Task data:

-=-=-

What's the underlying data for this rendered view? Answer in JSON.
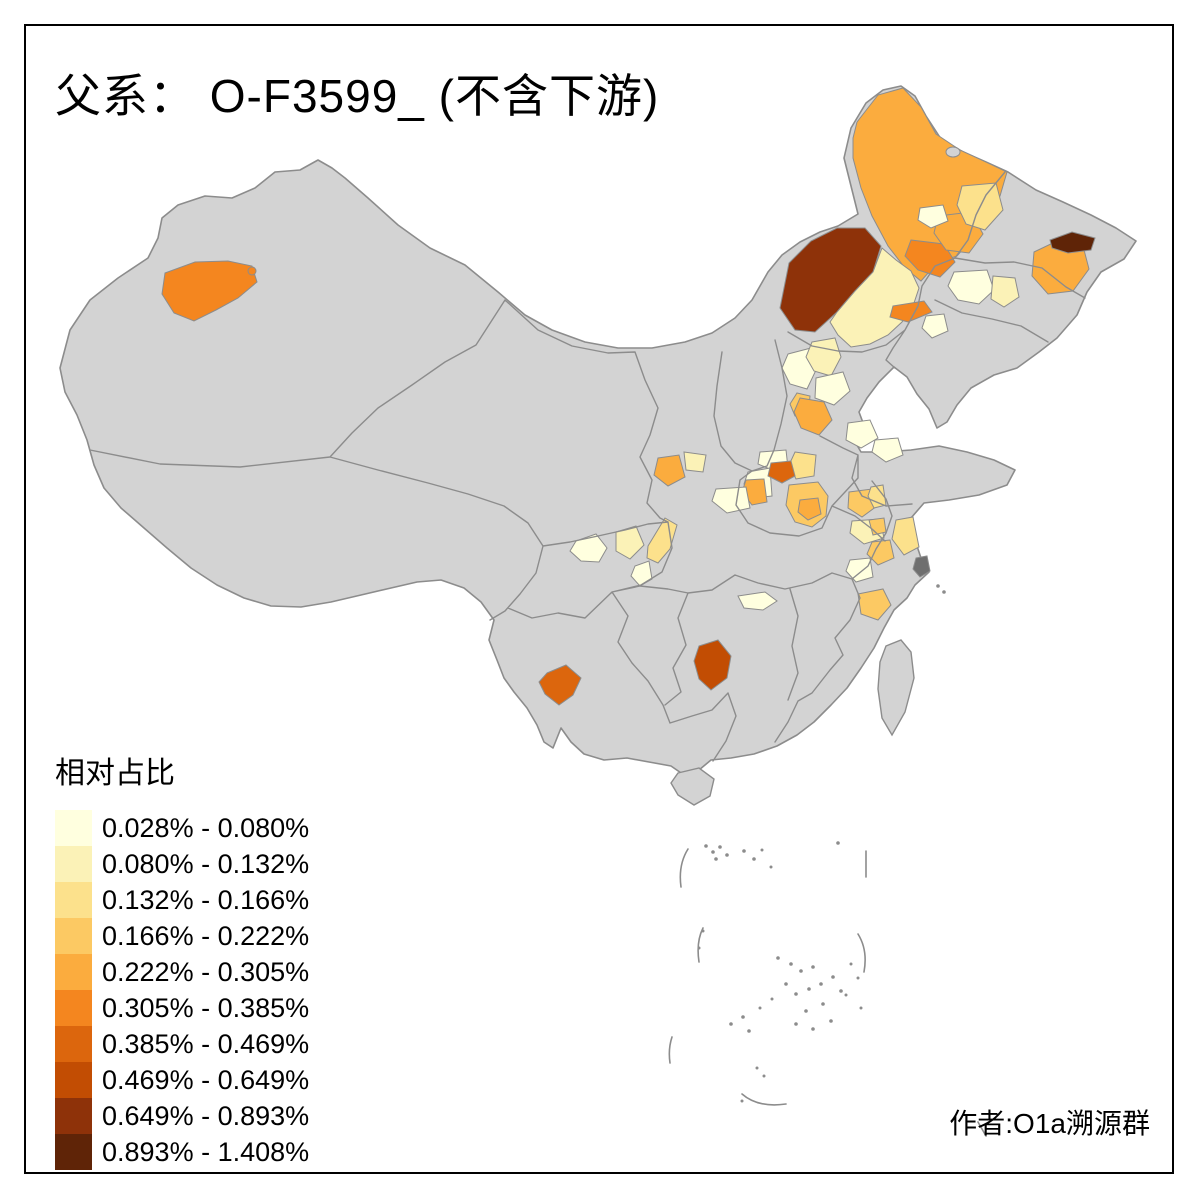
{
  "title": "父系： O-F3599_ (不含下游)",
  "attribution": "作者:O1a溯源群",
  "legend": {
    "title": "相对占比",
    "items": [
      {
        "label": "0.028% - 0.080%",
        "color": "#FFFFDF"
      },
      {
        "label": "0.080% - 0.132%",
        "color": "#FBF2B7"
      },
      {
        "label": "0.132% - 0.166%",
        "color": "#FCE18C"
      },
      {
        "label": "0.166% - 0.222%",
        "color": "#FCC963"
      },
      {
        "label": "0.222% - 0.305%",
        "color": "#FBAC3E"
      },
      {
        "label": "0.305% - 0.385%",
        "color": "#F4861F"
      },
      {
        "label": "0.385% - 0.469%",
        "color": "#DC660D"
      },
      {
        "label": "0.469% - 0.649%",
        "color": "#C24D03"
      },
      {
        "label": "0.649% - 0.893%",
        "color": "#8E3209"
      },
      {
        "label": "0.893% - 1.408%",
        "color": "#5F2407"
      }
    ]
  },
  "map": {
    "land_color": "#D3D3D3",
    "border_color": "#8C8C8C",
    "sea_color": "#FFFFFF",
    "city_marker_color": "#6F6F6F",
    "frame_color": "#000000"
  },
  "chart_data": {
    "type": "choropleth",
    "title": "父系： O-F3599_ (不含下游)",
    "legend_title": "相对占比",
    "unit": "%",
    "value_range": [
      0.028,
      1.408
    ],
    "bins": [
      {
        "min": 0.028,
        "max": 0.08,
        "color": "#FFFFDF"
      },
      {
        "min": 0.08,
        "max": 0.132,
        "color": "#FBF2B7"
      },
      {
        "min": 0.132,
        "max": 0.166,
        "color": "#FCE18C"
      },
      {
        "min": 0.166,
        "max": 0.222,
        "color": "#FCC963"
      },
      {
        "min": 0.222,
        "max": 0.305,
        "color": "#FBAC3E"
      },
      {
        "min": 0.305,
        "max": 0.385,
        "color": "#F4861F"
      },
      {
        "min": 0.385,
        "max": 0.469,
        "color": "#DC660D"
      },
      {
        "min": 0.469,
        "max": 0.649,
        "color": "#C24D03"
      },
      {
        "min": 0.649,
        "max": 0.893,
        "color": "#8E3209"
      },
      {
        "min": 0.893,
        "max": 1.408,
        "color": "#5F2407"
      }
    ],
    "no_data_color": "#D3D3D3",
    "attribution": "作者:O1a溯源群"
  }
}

-=-=-

Goal: Pick out the lines containing the string "attribution" and show them.

Full output:
  "attribution": "作者:O1a溯源群",
    "attribution": "作者:O1a溯源群"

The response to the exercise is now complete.